AIM OF THE TASK:
Pull out every line below holding the word "τάσεις".

RECORDS FOR THIS TASK:
____

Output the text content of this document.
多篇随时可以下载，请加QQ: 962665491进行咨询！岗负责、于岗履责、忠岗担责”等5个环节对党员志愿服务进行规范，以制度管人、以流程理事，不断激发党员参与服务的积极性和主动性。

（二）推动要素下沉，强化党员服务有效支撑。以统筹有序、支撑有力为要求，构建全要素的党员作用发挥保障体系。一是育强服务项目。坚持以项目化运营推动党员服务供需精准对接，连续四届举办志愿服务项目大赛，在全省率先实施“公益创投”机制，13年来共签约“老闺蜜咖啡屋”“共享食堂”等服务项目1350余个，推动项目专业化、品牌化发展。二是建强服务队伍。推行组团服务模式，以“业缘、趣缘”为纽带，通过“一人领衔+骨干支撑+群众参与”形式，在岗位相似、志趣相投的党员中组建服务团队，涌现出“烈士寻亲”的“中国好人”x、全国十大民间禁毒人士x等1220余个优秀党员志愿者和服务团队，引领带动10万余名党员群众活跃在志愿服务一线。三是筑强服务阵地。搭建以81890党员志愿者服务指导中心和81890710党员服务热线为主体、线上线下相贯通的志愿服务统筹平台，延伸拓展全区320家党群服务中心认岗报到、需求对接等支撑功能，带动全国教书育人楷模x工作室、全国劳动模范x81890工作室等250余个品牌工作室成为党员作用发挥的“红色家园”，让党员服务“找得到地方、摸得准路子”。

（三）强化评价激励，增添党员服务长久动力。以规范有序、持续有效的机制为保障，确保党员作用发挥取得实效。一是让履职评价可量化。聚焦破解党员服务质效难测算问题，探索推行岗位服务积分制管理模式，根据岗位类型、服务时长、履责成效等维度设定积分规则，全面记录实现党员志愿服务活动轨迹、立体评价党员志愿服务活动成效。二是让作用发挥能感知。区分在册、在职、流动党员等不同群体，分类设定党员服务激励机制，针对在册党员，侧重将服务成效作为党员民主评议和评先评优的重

____

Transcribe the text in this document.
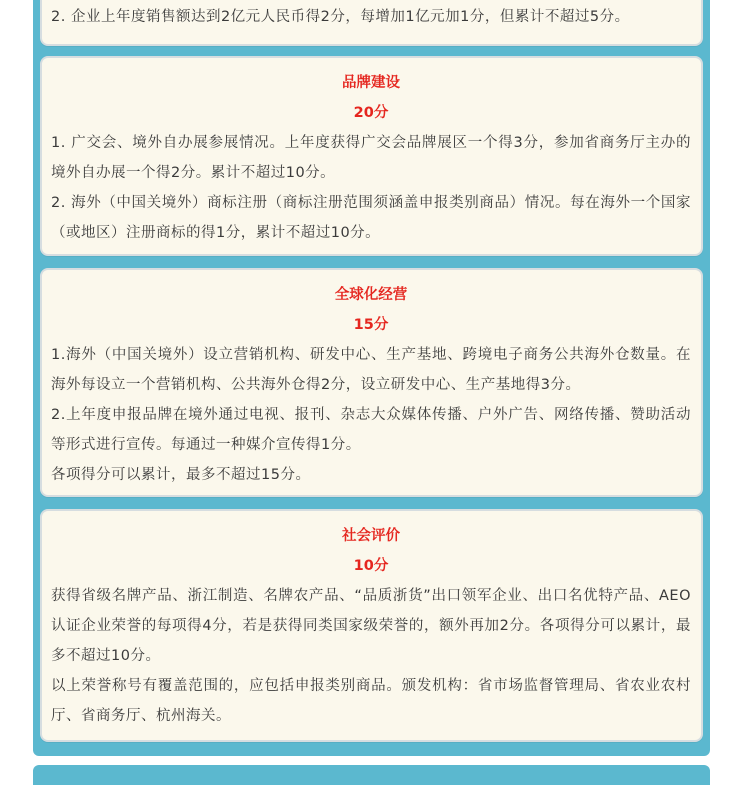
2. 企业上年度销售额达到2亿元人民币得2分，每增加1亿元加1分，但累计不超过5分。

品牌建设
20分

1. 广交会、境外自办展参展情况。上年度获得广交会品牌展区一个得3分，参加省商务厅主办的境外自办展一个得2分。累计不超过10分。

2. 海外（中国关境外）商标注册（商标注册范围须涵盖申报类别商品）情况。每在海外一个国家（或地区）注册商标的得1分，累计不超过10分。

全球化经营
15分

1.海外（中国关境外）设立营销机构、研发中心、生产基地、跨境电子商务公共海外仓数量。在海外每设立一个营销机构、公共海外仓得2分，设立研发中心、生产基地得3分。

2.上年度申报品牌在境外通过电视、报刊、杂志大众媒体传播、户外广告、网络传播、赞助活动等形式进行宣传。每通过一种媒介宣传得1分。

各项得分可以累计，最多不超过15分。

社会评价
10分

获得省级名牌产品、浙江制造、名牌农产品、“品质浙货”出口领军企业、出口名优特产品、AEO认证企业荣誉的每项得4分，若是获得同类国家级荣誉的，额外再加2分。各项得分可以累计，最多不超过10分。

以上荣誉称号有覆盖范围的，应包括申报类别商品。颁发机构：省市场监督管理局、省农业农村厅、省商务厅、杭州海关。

____

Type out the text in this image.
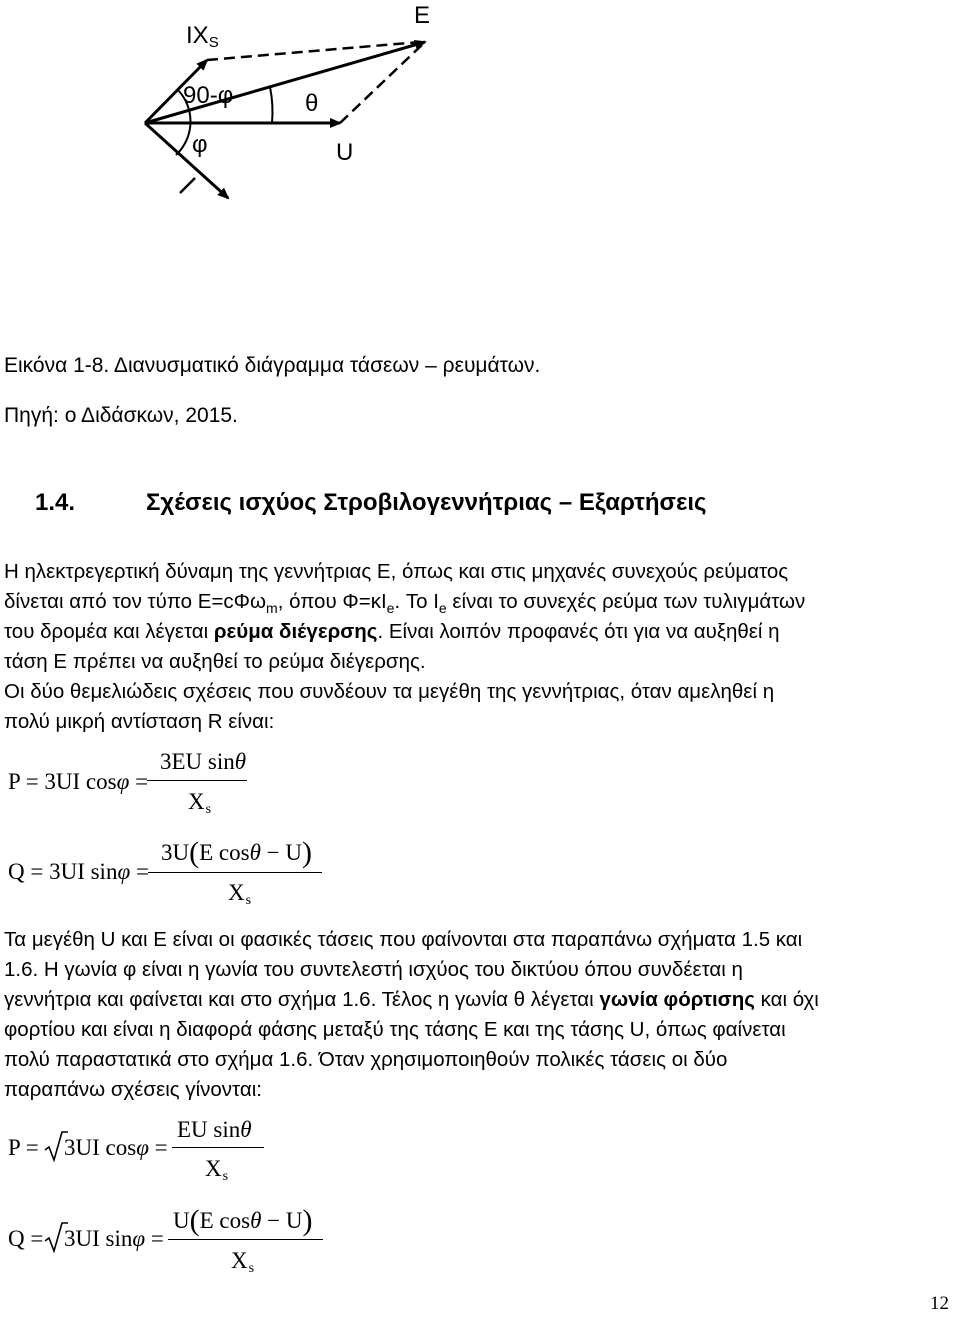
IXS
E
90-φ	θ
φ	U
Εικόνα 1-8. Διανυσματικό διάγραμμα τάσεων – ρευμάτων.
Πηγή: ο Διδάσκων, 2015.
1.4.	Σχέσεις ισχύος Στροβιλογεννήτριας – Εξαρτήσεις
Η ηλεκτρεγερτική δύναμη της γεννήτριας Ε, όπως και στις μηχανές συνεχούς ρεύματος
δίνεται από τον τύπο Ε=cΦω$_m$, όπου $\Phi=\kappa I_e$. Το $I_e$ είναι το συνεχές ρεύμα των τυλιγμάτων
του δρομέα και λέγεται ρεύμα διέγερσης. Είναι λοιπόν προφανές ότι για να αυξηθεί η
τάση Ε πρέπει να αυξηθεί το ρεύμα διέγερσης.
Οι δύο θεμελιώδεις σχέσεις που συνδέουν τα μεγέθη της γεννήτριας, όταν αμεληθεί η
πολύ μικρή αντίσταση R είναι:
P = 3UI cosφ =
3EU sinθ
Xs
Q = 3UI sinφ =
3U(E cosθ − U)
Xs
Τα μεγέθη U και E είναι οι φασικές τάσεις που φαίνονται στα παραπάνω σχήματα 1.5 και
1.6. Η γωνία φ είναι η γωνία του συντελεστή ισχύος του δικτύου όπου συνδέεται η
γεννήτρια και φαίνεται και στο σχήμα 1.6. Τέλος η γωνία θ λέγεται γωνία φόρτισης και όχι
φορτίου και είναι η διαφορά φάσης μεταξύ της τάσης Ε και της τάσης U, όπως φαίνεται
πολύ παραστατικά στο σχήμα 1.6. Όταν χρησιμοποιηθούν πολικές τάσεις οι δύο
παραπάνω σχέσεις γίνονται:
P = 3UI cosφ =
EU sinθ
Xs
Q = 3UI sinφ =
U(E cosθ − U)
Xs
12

____

TASK OUTPUT:
Τα μεγέθη U και E είναι οι φασικές τάσεις που φαίνονται στα παραπάνω σχήματα 1.5 και
πολύ παραστατικά στο σχήμα 1.6. Όταν χρησιμοποιηθούν πολικές τάσεις οι δύο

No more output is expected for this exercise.